What you need to do >>
Restate the entries word for word, omitting nothing.

Input rows >>

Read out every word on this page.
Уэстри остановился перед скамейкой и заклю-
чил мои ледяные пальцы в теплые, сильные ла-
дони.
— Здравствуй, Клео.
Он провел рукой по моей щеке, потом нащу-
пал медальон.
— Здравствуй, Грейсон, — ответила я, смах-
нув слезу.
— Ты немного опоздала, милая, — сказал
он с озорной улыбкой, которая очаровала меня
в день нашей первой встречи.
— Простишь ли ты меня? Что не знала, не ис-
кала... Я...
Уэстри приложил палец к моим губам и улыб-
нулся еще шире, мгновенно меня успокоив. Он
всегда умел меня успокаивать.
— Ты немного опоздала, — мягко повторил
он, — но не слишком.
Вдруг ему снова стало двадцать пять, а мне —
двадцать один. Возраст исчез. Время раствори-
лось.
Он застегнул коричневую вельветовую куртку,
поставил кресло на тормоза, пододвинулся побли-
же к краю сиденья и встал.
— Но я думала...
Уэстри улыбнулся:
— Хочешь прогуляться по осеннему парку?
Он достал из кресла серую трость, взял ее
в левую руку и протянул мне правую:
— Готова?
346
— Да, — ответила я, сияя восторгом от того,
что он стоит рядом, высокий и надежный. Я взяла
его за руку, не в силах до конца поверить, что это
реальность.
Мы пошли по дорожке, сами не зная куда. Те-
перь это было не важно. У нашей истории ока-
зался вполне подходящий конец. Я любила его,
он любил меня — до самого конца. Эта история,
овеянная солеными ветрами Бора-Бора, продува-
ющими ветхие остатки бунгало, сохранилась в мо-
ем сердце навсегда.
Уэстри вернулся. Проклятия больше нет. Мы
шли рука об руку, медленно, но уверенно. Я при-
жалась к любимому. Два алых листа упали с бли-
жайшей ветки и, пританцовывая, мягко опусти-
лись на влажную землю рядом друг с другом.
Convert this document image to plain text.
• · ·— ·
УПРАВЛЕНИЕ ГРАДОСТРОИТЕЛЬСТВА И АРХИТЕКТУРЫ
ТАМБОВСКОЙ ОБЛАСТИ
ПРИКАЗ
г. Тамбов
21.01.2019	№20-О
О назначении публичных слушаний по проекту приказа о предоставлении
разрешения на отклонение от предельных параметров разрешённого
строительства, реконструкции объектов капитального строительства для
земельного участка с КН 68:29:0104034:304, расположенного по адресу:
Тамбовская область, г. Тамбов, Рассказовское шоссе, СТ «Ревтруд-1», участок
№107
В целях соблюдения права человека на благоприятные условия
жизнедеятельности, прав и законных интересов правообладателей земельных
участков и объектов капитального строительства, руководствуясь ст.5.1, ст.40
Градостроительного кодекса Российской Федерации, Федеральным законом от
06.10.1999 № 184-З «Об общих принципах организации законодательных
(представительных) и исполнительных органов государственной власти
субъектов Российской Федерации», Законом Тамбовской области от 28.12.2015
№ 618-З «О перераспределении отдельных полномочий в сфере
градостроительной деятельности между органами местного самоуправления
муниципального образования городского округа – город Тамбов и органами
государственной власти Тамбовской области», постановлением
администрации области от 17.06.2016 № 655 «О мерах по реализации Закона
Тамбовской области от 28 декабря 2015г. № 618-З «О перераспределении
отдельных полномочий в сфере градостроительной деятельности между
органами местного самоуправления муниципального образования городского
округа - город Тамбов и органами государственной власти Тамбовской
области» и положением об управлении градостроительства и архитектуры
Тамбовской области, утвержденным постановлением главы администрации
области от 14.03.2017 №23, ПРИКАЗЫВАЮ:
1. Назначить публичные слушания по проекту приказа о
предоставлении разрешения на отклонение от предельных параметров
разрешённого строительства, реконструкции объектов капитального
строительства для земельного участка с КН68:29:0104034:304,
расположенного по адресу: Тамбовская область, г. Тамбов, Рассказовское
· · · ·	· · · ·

Worked answer >>
Read out every word on this page.
Уэстри остановился перед скамейкой и заклю-
чил мои ледяные пальцы в теплые, сильные ла-
дони.
— Здравствуй, Клео.
Он провел рукой по моей щеке, потом нащу-
пал медальон.
— Здравствуй, Грейсон, — ответила я, смах-
нув слезу.
— Ты немного опоздала, милая, — сказал
он с озорной улыбкой, которая очаровала меня
в день нашей первой встречи.
— Простишь ли ты меня? Что не знала, не ис-
кала... Я...
Уэстри приложил палец к моим губам и улыб-
нулся еще шире, мгновенно меня успокоив. Он
всегда умел меня успокаивать.
— Ты немного опоздала, — мягко повторил
он, — но не слишком.
Вдруг ему снова стало двадцать пять, а мне —
двадцать один. Возраст исчез. Время раствори-
лось.
Он застегнул коричневую вельветовую куртку,
поставил кресло на тормоза, пододвинулся побли-
же к краю сиденья и встал.
— Но я думала...
Уэстри улыбнулся:
— Хочешь прогуляться по осеннему парку?
Он достал из кресла серую трость, взял ее
в левую руку и протянул мне правую:
— Готова?
346
— Да, — ответила я, сияя восторгом от того,
что он стоит рядом, высокий и надежный. Я взяла
его за руку, не в силах до конца поверить, что это
реальность.
Мы пошли по дорожке, сами не зная куда. Те-
перь это было не важно. У нашей истории ока-
зался вполне подходящий конец. Я любила его,
он любил меня — до самого конца. Эта история,
овеянная солеными ветрами Бора-Бора, продува-
ющими ветхие остатки бунгало, сохранилась в мо-
ем сердце навсегда.
Уэстри вернулся. Проклятия больше нет. Мы
шли рука об руку, медленно, но уверенно. Я при-
жалась к любимому. Два алых листа упали с бли-
жайшей ветки и, пританцовывая, мягко опусти-
лись на влажную землю рядом друг с другом.
Convert this document image to plain text.
• · ·— ·
УПРАВЛЕНИЕ ГРАДОСТРОИТЕЛЬСТВА И АРХИТЕКТУРЫ
ТАМБОВСКОЙ ОБЛАСТИ
ПРИКАЗ
г. Тамбов
21.01.2019	№20-О
О назначении публичных слушаний по проекту приказа о предоставлении
разрешения на отклонение от предельных параметров разрешённого
строительства, реконструкции объектов капитального строительства для
земельного участка с КН 68:29:0104034:304, расположенного по адресу:
Тамбовская область, г. Тамбов, Рассказовское шоссе, СТ «Ревтруд-1», участок
№107
В целях соблюдения права человека на благоприятные условия
жизнедеятельности, прав и законных интересов правообладателей земельных
участков и объектов капитального строительства, руководствуясь ст.5.1, ст.40
Градостроительного кодекса Российской Федерации, Федеральным законом от
06.10.1999 № 184-З «Об общих принципах организации законодательных
(представительных) и исполнительных органов государственной власти
субъектов Российской Федерации», Законом Тамбовской области от 28.12.2015
№ 618-З «О перераспределении отдельных полномочий в сфере
градостроительной деятельности между органами местного самоуправления
муниципального образования городского округа – город Тамбов и органами
государственной власти Тамбовской области», постановлением
администрации области от 17.06.2016 № 655 «О мерах по реализации Закона
Тамбовской области от 28 декабря 2015г. № 618-З «О перераспределении
отдельных полномочий в сфере градостроительной деятельности между
органами местного самоуправления муниципального образования городского
округа - город Тамбов и органами государственной власти Тамбовской
области» и положением об управлении градостроительства и архитектуры
Тамбовской области, утвержденным постановлением главы администрации
области от 14.03.2017 №23, ПРИКАЗЫВАЮ:
1. Назначить публичные слушания по проекту приказа о
предоставлении разрешения на отклонение от предельных параметров
разрешённого строительства, реконструкции объектов капитального
строительства для земельного участка с КН68:29:0104034:304,
расположенного по адресу: Тамбовская область, г. Тамбов, Рассказовское
· · · ·	· · · ·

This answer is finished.